Required task> Arrange the items below as a numbered list, starting at the very first line and ending at the line that contains "month-label: D <box>895 715 908 735</box>", with both of those lines included and any blank lines left out.

Dataset rows>

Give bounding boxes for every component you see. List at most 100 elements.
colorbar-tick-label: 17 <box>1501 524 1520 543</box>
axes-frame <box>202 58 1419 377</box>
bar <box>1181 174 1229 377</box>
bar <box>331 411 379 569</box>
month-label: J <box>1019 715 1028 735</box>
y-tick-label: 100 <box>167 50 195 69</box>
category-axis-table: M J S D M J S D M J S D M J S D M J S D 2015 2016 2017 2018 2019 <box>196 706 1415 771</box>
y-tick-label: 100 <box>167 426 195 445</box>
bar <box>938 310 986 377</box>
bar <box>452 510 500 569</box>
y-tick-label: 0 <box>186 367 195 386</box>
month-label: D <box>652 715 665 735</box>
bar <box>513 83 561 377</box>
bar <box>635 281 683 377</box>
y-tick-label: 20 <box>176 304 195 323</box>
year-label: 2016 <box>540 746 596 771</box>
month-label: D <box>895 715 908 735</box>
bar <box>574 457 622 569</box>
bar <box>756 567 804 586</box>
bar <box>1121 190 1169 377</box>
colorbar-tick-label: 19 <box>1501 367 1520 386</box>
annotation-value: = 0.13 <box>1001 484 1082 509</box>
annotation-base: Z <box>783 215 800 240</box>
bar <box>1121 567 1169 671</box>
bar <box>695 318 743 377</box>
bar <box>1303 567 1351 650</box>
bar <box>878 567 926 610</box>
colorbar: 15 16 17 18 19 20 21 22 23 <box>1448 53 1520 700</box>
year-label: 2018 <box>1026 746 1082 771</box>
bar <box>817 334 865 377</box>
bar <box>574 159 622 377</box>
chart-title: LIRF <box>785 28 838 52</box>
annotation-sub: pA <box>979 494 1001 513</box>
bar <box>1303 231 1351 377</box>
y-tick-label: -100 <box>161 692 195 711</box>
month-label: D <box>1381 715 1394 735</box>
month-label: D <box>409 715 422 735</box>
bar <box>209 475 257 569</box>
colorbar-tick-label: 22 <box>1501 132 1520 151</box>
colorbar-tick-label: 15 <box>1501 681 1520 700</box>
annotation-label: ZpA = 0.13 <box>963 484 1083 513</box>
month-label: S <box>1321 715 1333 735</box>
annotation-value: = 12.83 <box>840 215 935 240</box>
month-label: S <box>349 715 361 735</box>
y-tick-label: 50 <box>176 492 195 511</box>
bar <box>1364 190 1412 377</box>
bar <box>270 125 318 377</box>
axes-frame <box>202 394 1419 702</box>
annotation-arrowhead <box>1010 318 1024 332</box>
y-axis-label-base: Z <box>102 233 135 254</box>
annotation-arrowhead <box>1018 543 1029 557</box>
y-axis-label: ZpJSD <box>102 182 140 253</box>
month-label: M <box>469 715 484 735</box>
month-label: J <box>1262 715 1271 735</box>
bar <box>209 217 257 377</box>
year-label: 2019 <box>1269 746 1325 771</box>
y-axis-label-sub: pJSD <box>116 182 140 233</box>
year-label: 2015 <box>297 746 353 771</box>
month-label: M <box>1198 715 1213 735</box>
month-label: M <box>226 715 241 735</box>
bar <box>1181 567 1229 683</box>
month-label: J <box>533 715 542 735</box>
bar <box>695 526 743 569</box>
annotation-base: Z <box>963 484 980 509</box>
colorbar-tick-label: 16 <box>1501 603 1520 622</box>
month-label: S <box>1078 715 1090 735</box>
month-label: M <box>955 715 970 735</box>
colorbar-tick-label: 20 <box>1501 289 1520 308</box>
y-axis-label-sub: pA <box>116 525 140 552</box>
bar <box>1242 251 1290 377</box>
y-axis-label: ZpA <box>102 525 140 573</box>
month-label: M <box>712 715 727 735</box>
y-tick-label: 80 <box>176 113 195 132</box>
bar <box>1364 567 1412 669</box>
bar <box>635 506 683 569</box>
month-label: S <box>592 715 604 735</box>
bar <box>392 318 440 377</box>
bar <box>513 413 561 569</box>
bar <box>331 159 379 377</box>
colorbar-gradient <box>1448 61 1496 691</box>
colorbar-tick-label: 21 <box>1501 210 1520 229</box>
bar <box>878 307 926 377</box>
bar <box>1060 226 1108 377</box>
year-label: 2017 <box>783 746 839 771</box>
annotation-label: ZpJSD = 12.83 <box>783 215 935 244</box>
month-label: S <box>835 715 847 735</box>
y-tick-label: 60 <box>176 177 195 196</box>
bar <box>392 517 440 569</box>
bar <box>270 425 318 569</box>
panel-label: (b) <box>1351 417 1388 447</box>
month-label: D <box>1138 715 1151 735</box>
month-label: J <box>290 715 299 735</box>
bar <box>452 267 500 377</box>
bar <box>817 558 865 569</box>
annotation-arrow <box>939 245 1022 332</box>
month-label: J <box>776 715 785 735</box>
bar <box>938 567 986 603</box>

The output>
1. Give bounding boxes for every component you see. List at most 100 elements.
2. colorbar-tick-label: 17 <box>1501 524 1520 543</box>
3. axes-frame <box>202 58 1419 377</box>
4. bar <box>1181 174 1229 377</box>
5. bar <box>331 411 379 569</box>
6. month-label: J <box>1019 715 1028 735</box>
7. y-tick-label: 100 <box>167 50 195 69</box>
8. category-axis-table: M J S D M J S D M J S D M J S D M J S D 2015 2016 2017 2018 2019 <box>196 706 1415 771</box>
9. y-tick-label: 100 <box>167 426 195 445</box>
10. bar <box>938 310 986 377</box>
11. bar <box>452 510 500 569</box>
12. y-tick-label: 0 <box>186 367 195 386</box>
13. month-label: D <box>652 715 665 735</box>
14. bar <box>513 83 561 377</box>
15. bar <box>635 281 683 377</box>
16. y-tick-label: 20 <box>176 304 195 323</box>
17. year-label: 2016 <box>540 746 596 771</box>
18. month-label: D <box>895 715 908 735</box>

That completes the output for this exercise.